Provided entries:

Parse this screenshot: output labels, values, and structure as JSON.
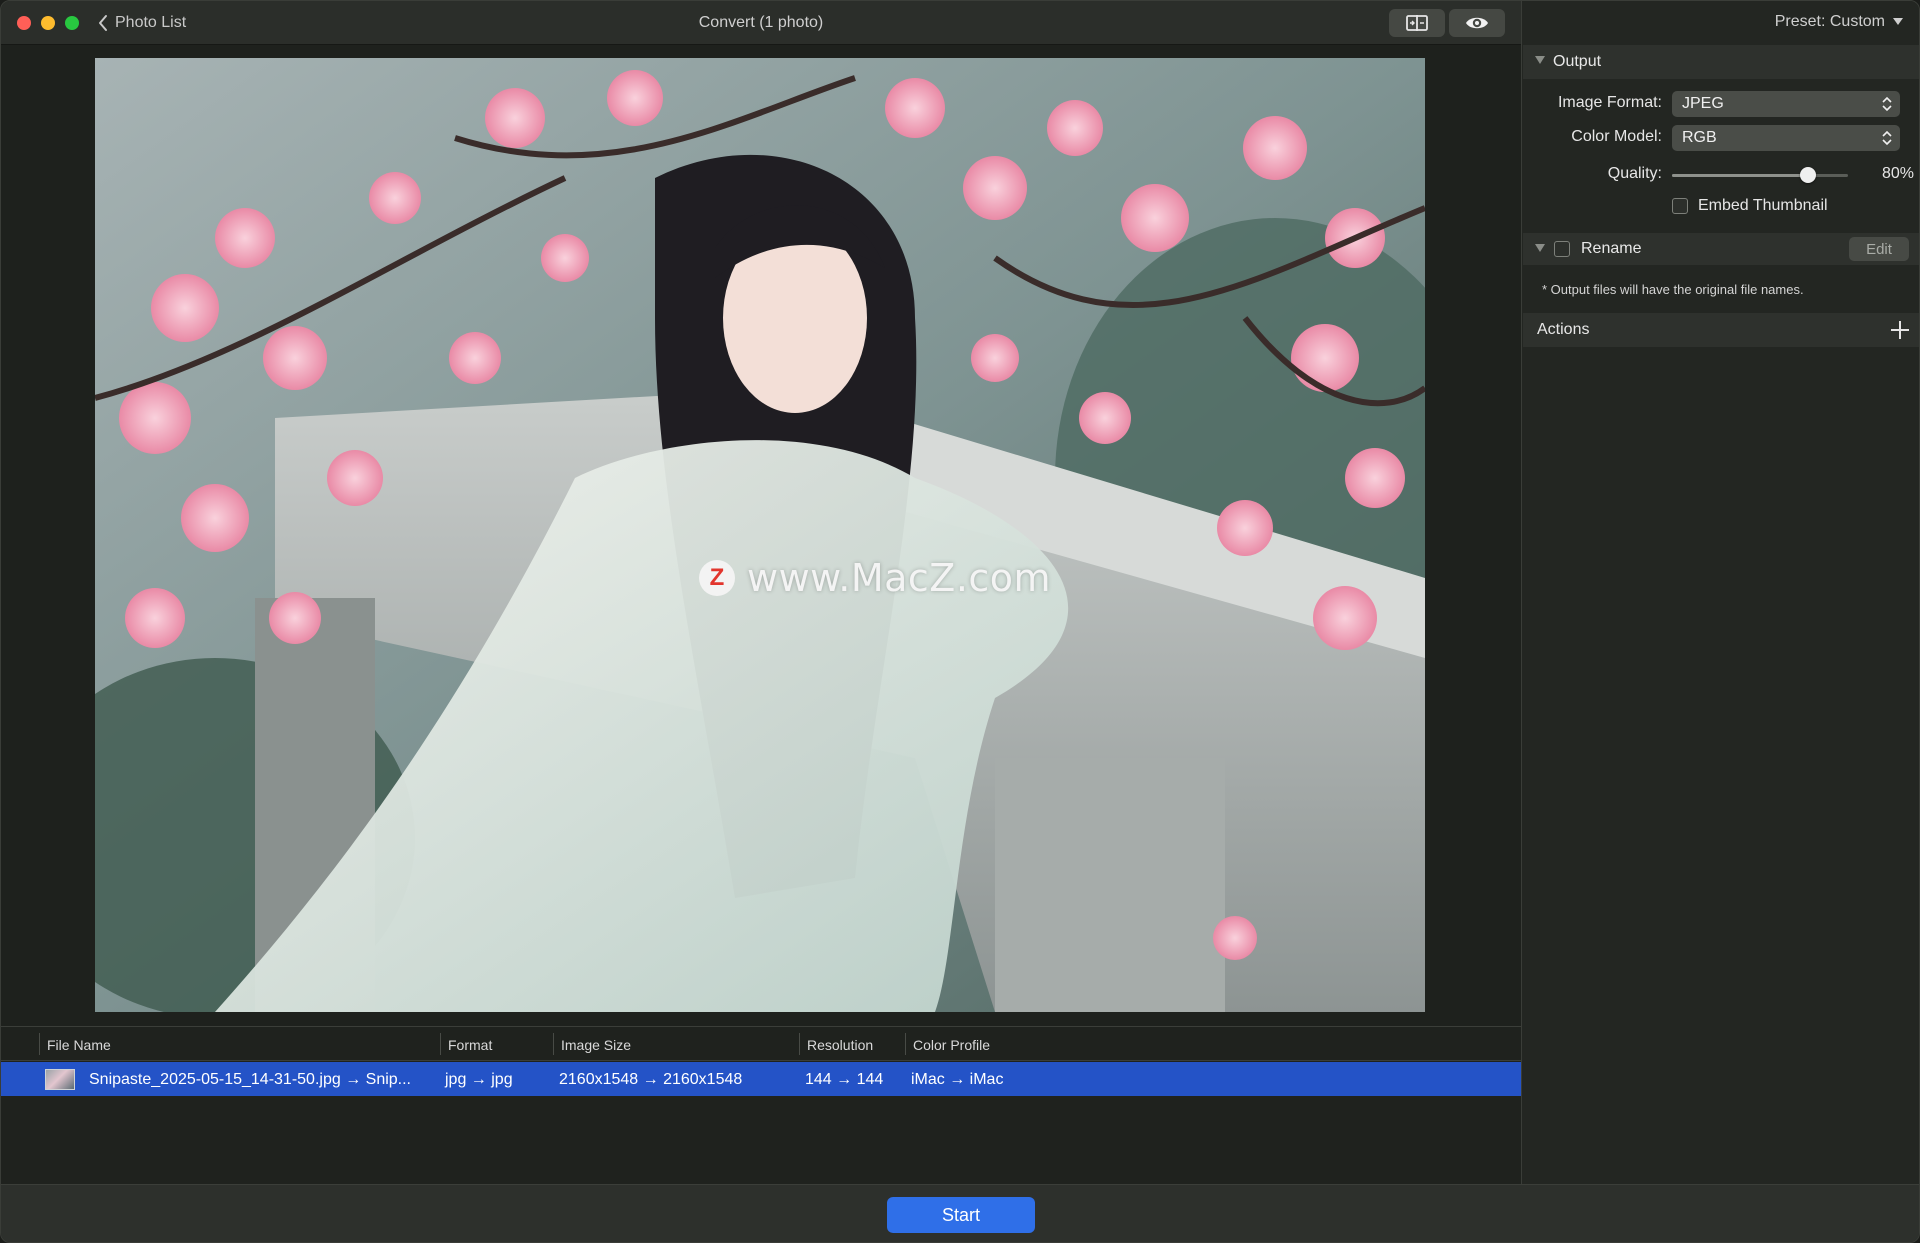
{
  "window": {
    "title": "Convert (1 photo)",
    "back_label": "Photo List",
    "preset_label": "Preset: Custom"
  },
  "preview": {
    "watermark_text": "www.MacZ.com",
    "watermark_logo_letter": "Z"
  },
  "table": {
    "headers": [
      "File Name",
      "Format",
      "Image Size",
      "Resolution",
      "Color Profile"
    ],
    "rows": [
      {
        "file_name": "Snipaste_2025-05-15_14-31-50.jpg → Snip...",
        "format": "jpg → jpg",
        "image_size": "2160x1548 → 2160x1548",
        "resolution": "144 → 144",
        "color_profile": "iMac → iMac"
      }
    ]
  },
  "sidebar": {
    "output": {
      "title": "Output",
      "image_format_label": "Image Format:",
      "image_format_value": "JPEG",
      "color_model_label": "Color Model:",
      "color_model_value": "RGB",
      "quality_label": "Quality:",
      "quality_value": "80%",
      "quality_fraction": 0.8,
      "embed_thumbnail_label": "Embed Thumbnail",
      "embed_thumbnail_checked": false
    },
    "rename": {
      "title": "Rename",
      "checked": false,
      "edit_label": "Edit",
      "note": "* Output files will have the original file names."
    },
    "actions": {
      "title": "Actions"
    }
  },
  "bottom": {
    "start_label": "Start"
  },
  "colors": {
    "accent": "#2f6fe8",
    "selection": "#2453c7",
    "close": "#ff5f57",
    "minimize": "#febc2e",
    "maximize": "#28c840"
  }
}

Written problem:
Each entry above is to be written out again unchanged, apart from the pictures, which are left out.

Task answer:
Parse this screenshot: output labels, values, and structure as JSON.
{
  "window": {
    "title": "Convert (1 photo)",
    "back_label": "Photo List",
    "preset_label": "Preset: Custom"
  },
  "preview": {
    "watermark_text": "www.MacZ.com",
    "watermark_logo_letter": "Z"
  },
  "table": {
    "headers": [
      "File Name",
      "Format",
      "Image Size",
      "Resolution",
      "Color Profile"
    ],
    "rows": [
      {
        "file_name": "Snipaste_2025-05-15_14-31-50.jpg → Snip...",
        "format": "jpg → jpg",
        "image_size": "2160x1548 → 2160x1548",
        "resolution": "144 → 144",
        "color_profile": "iMac → iMac"
      }
    ]
  },
  "sidebar": {
    "output": {
      "title": "Output",
      "image_format_label": "Image Format:",
      "image_format_value": "JPEG",
      "color_model_label": "Color Model:",
      "color_model_value": "RGB",
      "quality_label": "Quality:",
      "quality_value": "80%",
      "quality_fraction": 0.8,
      "embed_thumbnail_label": "Embed Thumbnail",
      "embed_thumbnail_checked": false
    },
    "rename": {
      "title": "Rename",
      "checked": false,
      "edit_label": "Edit",
      "note": "* Output files will have the original file names."
    },
    "actions": {
      "title": "Actions"
    }
  },
  "bottom": {
    "start_label": "Start"
  },
  "colors": {
    "accent": "#2f6fe8",
    "selection": "#2453c7",
    "close": "#ff5f57",
    "minimize": "#febc2e",
    "maximize": "#28c840"
  }
}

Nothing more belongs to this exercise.